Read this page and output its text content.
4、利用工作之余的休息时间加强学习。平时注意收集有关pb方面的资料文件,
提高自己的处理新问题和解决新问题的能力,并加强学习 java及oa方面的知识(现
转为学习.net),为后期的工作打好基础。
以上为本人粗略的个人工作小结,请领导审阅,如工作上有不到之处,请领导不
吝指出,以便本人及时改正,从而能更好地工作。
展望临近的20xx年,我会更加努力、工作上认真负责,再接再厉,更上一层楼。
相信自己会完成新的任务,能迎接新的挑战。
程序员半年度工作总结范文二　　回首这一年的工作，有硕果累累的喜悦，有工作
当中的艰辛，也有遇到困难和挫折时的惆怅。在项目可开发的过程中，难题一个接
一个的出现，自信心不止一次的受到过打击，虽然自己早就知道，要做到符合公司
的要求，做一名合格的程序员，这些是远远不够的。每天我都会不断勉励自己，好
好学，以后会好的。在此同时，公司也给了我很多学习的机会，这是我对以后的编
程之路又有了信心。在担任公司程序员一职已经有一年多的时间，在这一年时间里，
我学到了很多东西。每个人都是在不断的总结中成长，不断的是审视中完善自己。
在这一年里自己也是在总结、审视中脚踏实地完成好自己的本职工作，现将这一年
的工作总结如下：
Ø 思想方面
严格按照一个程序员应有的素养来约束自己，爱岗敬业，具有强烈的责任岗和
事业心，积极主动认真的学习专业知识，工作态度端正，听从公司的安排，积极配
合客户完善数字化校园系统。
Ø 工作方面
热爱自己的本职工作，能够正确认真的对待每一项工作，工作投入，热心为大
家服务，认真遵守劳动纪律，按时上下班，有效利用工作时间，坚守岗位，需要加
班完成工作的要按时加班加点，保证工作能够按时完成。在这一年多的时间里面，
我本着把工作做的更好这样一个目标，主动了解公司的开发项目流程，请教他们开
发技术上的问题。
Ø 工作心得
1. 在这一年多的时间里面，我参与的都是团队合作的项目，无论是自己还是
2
====
▸ **Task prompt**
Reproduce the entire listing word for word.

▸ **Response**
Read this page and output its text content.
4、利用工作之余的休息时间加强学习。平时注意收集有关pb方面的资料文件,
提高自己的处理新问题和解决新问题的能力,并加强学习 java及oa方面的知识(现
转为学习.net),为后期的工作打好基础。
以上为本人粗略的个人工作小结,请领导审阅,如工作上有不到之处,请领导不
吝指出,以便本人及时改正,从而能更好地工作。
展望临近的20xx年,我会更加努力、工作上认真负责,再接再厉,更上一层楼。
相信自己会完成新的任务,能迎接新的挑战。
程序员半年度工作总结范文二　　回首这一年的工作，有硕果累累的喜悦，有工作
当中的艰辛，也有遇到困难和挫折时的惆怅。在项目可开发的过程中，难题一个接
一个的出现，自信心不止一次的受到过打击，虽然自己早就知道，要做到符合公司
的要求，做一名合格的程序员，这些是远远不够的。每天我都会不断勉励自己，好
好学，以后会好的。在此同时，公司也给了我很多学习的机会，这是我对以后的编
程之路又有了信心。在担任公司程序员一职已经有一年多的时间，在这一年时间里，
我学到了很多东西。每个人都是在不断的总结中成长，不断的是审视中完善自己。
在这一年里自己也是在总结、审视中脚踏实地完成好自己的本职工作，现将这一年
的工作总结如下：
Ø 思想方面
严格按照一个程序员应有的素养来约束自己，爱岗敬业，具有强烈的责任岗和
事业心，积极主动认真的学习专业知识，工作态度端正，听从公司的安排，积极配
合客户完善数字化校园系统。
Ø 工作方面
热爱自己的本职工作，能够正确认真的对待每一项工作，工作投入，热心为大
家服务，认真遵守劳动纪律，按时上下班，有效利用工作时间，坚守岗位，需要加
班完成工作的要按时加班加点，保证工作能够按时完成。在这一年多的时间里面，
我本着把工作做的更好这样一个目标，主动了解公司的开发项目流程，请教他们开
发技术上的问题。
Ø 工作心得
1. 在这一年多的时间里面，我参与的都是团队合作的项目，无论是自己还是
2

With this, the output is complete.